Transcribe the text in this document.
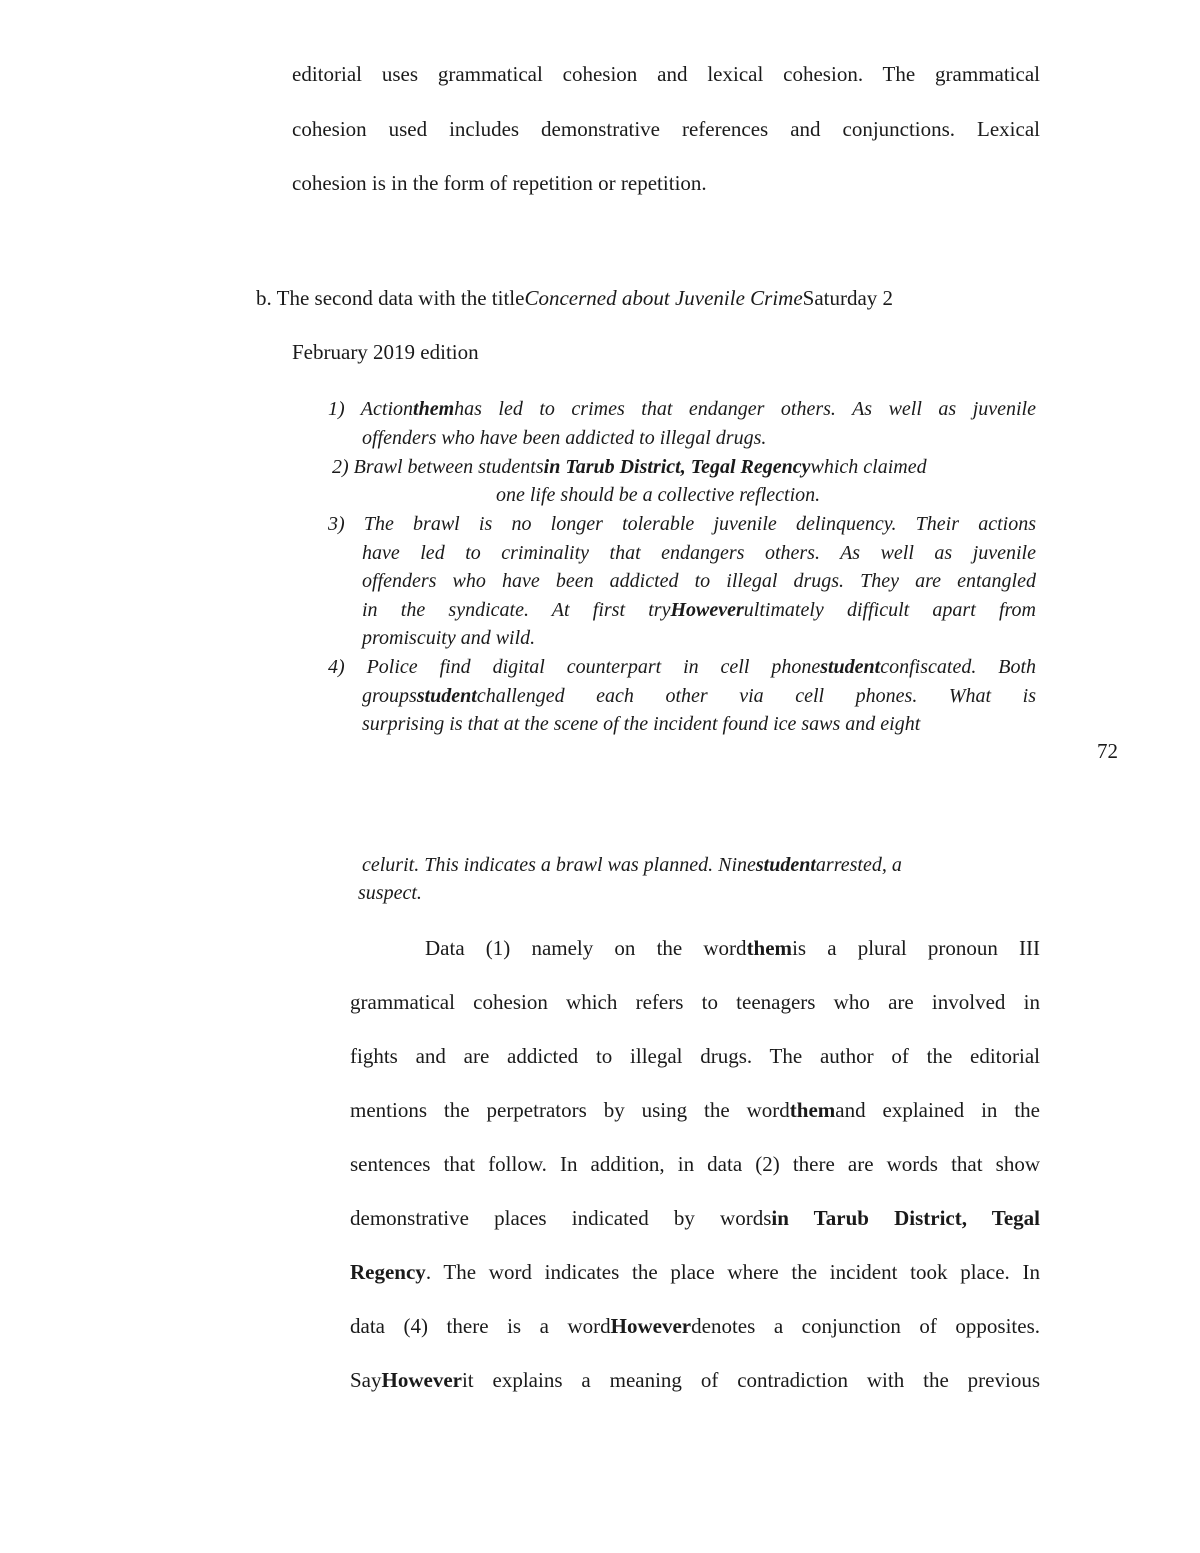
editorial uses grammatical cohesion and lexical cohesion. The grammatical
cohesion used includes demonstrative references and conjunctions. Lexical
cohesion is in the form of repetition or repetition.
b. The second data with the titleConcerned about Juvenile CrimeSaturday 2
February 2019 edition
1) Actionthemhas led to crimes that endanger others. As well as juvenile
offenders who have been addicted to illegal drugs.
2) Brawl between studentsin Tarub District, Tegal Regencywhich claimed
one life should be a collective reflection.
3) The brawl is no longer tolerable juvenile delinquency. Their actions
have led to criminality that endangers others. As well as juvenile
offenders who have been addicted to illegal drugs. They are entangled
in the syndicate. At first tryHoweverultimately difficult apart from
promiscuity and wild.
4) Police find digital counterpart in cell phonestudentconfiscated. Both
groupsstudentchallenged each other via cell phones. What is
surprising is that at the scene of the incident found ice saws and eight
72
celurit. This indicates a brawl was planned. Ninestudentarrested, a
suspect.
Data (1) namely on the wordthemis a plural pronoun III
grammatical cohesion which refers to teenagers who are involved in
fights and are addicted to illegal drugs. The author of the editorial
mentions the perpetrators by using the wordthemand explained in the
sentences that follow. In addition, in data (2) there are words that show
demonstrative places indicated by wordsin Tarub District, Tegal
Regency. The word indicates the place where the incident took place. In
data (4) there is a wordHoweverdenotes a conjunction of opposites.
SayHoweverit explains a meaning of contradiction with the previous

# # # # #

▶ [Set task]: Copy out all the entries exactly. Images stay out of the copy.

▶ [Final result]:
Transcribe the text in this document.
editorial uses grammatical cohesion and lexical cohesion. The grammatical
cohesion used includes demonstrative references and conjunctions. Lexical
cohesion is in the form of repetition or repetition.
b. The second data with the titleConcerned about Juvenile CrimeSaturday 2
February 2019 edition
1) Actionthemhas led to crimes that endanger others. As well as juvenile
offenders who have been addicted to illegal drugs.
2) Brawl between studentsin Tarub District, Tegal Regencywhich claimed
one life should be a collective reflection.
3) The brawl is no longer tolerable juvenile delinquency. Their actions
have led to criminality that endangers others. As well as juvenile
offenders who have been addicted to illegal drugs. They are entangled
in the syndicate. At first tryHoweverultimately difficult apart from
promiscuity and wild.
4) Police find digital counterpart in cell phonestudentconfiscated. Both
groupsstudentchallenged each other via cell phones. What is
surprising is that at the scene of the incident found ice saws and eight
72
celurit. This indicates a brawl was planned. Ninestudentarrested, a
suspect.
Data (1) namely on the wordthemis a plural pronoun III
grammatical cohesion which refers to teenagers who are involved in
fights and are addicted to illegal drugs. The author of the editorial
mentions the perpetrators by using the wordthemand explained in the
sentences that follow. In addition, in data (2) there are words that show
demonstrative places indicated by wordsin Tarub District, Tegal
Regency. The word indicates the place where the incident took place. In
data (4) there is a wordHoweverdenotes a conjunction of opposites.
SayHoweverit explains a meaning of contradiction with the previous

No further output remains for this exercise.